## TASK
Gather all lines in the entries that include the word "ligand".

[Rows from a figure dataset]
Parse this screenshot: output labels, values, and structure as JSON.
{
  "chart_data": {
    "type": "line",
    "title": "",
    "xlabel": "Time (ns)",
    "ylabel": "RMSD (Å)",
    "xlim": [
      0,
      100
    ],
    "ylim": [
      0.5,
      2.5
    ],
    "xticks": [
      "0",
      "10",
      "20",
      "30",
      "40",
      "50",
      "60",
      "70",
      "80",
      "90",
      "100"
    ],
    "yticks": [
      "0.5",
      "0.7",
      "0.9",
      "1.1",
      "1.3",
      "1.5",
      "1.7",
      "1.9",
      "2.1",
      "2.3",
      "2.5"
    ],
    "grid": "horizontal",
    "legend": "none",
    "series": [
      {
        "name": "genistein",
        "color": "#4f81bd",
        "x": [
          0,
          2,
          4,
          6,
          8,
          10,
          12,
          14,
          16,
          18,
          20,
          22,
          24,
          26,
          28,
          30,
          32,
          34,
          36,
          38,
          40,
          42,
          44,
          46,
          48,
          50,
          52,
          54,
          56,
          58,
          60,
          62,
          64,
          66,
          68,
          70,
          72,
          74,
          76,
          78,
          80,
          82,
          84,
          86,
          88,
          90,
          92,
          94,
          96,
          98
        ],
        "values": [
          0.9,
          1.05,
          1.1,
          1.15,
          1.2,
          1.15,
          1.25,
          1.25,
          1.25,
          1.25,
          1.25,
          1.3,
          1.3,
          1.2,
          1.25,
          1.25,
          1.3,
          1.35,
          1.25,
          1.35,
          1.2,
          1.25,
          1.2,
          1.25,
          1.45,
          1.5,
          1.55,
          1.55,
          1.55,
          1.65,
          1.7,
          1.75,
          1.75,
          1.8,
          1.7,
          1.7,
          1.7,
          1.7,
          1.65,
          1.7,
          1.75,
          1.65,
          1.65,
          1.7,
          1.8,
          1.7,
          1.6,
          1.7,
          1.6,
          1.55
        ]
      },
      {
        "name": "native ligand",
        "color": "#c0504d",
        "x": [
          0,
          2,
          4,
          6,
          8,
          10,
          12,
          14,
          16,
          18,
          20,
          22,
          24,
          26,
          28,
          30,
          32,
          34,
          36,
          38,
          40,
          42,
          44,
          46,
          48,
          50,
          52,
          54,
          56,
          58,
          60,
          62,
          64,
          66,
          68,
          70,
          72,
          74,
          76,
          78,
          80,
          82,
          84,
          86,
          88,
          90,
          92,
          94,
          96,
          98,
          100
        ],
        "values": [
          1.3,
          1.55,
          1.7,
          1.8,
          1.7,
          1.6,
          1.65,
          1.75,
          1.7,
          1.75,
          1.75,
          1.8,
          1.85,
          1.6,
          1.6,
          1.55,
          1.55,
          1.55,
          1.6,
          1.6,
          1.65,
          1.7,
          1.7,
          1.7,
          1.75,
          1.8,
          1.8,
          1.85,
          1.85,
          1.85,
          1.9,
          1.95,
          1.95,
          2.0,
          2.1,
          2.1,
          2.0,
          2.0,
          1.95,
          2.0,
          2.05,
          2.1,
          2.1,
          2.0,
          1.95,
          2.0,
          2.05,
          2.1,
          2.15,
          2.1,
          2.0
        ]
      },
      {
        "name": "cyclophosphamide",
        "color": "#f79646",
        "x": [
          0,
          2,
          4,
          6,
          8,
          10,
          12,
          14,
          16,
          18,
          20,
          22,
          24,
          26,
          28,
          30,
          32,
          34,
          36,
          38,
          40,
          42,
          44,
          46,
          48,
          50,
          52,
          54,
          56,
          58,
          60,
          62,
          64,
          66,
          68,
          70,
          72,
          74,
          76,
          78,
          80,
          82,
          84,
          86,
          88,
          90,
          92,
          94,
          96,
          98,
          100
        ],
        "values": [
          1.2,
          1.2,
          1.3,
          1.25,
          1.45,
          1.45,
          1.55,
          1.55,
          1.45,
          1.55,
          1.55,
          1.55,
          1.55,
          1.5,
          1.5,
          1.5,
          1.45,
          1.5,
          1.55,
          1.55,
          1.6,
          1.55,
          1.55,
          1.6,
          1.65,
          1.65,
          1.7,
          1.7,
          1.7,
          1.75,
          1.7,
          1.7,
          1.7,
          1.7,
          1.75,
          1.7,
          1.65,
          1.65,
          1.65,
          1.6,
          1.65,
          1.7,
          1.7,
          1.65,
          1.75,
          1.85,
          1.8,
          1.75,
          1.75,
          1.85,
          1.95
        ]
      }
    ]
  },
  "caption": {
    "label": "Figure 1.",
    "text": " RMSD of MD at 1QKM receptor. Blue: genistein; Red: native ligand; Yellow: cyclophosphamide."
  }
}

## ANSWER TO THIS PROBLEM
        "name": "native ligand",
    "text": " RMSD of MD at 1QKM receptor. Blue: genistein; Red: native ligand; Yellow: cyclophosphamide."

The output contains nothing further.